— Start of Data shown —

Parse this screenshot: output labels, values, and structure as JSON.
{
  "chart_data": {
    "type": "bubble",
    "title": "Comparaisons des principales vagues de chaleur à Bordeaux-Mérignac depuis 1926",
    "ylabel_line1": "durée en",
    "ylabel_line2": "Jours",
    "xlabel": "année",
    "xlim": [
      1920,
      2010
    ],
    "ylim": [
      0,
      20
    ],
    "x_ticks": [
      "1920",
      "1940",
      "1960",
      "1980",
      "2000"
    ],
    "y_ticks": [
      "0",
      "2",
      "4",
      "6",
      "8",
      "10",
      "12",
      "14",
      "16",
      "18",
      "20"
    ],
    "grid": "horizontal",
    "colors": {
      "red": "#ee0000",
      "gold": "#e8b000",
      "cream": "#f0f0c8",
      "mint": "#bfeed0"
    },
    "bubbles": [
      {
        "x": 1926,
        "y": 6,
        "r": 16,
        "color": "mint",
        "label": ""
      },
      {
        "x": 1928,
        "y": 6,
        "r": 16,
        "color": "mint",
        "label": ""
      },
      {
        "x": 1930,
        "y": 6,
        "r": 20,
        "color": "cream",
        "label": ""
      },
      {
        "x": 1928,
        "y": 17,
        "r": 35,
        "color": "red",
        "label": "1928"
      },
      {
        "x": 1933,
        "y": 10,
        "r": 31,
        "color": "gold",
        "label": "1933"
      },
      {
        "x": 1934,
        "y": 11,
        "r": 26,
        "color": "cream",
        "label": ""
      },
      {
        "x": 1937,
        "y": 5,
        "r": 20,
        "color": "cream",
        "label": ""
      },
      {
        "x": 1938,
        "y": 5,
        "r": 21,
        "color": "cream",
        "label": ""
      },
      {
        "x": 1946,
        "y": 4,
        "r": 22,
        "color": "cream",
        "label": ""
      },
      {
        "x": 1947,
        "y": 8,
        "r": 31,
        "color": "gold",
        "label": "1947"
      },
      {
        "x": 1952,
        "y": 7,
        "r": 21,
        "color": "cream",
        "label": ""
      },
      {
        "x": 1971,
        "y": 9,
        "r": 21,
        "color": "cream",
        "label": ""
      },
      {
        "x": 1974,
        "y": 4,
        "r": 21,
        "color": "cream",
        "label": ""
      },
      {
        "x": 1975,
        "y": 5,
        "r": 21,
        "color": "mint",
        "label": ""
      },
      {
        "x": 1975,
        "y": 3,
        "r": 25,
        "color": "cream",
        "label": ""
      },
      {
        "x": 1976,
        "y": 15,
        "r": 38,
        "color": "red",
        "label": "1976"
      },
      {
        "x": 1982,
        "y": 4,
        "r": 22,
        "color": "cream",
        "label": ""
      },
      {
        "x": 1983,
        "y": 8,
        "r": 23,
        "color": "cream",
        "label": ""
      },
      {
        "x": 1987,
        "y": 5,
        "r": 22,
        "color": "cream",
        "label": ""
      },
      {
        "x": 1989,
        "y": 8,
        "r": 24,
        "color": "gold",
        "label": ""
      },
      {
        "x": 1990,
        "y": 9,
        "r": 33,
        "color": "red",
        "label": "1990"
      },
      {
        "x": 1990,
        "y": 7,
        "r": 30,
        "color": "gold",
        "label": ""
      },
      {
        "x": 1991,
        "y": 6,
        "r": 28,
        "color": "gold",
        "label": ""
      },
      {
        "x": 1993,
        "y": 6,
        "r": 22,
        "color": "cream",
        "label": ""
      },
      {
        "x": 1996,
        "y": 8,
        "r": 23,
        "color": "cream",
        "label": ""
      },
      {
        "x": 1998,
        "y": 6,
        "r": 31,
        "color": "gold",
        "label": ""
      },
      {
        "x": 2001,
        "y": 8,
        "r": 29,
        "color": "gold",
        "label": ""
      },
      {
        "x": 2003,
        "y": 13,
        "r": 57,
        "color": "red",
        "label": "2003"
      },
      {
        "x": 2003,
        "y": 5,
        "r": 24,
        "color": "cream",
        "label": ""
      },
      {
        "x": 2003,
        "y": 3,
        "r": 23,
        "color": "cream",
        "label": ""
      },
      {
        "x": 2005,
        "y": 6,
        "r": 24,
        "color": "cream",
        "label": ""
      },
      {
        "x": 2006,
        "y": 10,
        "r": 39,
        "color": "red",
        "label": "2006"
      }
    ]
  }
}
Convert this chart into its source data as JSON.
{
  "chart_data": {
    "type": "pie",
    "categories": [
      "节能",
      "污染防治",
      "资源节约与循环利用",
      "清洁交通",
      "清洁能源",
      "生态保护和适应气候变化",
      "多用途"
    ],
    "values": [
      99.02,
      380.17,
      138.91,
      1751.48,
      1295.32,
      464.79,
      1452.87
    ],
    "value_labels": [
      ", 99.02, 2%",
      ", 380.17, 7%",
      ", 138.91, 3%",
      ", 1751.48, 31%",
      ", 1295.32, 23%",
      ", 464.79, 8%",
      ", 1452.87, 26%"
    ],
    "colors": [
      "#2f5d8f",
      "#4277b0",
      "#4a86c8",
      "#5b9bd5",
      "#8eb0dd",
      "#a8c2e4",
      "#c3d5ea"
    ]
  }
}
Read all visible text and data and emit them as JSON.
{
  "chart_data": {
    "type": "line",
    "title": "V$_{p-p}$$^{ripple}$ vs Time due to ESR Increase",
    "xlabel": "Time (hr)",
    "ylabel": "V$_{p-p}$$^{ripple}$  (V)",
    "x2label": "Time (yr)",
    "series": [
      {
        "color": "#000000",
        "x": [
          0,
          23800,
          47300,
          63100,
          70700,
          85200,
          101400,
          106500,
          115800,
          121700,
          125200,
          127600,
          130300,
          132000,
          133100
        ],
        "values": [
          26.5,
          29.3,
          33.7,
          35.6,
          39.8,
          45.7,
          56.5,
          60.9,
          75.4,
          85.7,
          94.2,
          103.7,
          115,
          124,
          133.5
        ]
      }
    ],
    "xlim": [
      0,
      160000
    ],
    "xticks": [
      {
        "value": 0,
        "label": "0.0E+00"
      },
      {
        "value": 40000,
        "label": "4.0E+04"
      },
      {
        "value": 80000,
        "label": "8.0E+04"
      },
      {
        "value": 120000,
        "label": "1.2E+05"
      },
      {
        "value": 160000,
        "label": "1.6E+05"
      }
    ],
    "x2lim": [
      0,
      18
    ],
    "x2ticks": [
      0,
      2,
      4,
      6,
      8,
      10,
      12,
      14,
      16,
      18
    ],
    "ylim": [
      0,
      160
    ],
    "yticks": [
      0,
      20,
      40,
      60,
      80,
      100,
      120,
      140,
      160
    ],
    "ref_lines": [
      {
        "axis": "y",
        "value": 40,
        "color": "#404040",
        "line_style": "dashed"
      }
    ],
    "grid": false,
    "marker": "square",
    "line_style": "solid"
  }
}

— End of Data shown —

**What you need to do:** Read the entries and select each line where the word "JSON" is found.

**Solution to this exercise:**
Parse this screenshot: output labels, values, and structure as JSON.
Convert this chart into its source data as JSON.
Read all visible text and data and emit them as JSON.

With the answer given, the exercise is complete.